GOAL | Every line below that contains "Высота" is to be copied.

RECORDS PROVIDED |
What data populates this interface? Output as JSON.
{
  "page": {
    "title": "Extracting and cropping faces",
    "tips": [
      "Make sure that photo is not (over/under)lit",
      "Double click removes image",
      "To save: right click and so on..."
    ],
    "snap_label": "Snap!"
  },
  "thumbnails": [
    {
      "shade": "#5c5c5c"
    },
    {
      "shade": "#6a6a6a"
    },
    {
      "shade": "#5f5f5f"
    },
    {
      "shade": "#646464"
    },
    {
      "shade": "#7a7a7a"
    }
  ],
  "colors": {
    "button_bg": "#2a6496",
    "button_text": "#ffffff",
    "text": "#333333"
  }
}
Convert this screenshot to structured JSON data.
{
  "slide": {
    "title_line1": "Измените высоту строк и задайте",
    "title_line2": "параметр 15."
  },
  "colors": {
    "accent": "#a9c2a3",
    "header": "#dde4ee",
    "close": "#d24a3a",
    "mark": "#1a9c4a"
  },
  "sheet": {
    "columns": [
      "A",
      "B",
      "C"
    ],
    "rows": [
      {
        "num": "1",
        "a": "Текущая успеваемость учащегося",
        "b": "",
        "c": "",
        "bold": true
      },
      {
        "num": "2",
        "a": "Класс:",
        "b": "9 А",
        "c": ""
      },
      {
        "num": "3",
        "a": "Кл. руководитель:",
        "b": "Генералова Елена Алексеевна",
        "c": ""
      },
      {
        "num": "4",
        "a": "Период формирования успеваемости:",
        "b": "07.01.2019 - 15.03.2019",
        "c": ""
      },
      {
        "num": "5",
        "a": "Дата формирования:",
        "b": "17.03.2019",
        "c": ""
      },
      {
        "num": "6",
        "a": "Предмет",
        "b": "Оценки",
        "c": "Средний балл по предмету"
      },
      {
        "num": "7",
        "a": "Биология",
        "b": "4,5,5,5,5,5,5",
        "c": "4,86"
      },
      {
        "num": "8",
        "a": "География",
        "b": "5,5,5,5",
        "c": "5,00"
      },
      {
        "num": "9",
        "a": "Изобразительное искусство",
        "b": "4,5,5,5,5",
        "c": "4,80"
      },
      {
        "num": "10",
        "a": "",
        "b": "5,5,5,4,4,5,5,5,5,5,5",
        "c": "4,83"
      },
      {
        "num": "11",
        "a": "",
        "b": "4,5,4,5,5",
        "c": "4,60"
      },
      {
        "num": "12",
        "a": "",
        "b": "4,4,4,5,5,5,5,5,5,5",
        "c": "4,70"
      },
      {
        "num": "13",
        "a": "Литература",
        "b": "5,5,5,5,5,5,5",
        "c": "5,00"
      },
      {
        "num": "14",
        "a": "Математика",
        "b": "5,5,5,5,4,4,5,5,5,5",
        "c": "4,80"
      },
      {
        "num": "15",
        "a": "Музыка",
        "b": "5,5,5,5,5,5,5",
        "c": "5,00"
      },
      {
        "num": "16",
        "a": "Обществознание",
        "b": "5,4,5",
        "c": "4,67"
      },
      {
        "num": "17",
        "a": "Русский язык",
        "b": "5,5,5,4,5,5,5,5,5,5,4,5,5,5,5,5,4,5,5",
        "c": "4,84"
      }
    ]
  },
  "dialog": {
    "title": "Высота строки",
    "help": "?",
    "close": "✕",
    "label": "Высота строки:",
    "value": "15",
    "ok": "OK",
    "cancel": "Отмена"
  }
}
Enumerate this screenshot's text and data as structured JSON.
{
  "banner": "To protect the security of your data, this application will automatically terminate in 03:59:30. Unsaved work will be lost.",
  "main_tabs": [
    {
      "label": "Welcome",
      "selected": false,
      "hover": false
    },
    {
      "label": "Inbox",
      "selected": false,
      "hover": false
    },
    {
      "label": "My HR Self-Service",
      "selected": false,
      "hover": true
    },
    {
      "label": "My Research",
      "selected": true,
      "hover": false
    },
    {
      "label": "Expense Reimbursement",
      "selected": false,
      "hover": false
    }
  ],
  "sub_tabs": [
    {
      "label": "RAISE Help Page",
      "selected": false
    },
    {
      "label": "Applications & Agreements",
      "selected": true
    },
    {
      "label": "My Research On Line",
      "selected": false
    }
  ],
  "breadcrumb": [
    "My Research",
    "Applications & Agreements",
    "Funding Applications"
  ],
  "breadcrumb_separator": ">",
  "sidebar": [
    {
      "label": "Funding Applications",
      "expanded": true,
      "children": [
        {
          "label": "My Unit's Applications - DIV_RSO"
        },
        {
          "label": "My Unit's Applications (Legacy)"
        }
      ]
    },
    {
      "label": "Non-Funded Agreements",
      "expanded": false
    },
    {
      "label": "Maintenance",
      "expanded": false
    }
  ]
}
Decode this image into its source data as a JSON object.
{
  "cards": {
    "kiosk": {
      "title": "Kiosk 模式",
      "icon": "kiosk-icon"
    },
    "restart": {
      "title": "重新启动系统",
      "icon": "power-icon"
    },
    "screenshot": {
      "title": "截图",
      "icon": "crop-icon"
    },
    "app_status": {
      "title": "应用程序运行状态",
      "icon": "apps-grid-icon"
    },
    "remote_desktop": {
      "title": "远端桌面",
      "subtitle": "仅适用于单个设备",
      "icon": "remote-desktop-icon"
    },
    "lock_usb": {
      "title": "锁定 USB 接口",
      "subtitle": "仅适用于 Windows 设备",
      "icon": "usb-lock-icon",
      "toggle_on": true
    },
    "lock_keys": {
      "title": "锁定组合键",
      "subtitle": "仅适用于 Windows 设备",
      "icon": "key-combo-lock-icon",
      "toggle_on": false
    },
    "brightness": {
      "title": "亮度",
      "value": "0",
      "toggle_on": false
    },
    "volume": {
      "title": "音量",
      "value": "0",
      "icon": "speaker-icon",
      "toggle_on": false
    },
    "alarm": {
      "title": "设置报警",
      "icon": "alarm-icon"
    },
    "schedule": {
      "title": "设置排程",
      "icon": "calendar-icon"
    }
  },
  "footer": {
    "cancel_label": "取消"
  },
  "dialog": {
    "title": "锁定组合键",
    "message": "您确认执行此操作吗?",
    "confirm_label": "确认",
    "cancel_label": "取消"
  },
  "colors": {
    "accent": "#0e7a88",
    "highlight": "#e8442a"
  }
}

SOLUTION TO THIS PROBLEM |
    "title": "Высота строки",
    "label": "Высота строки:",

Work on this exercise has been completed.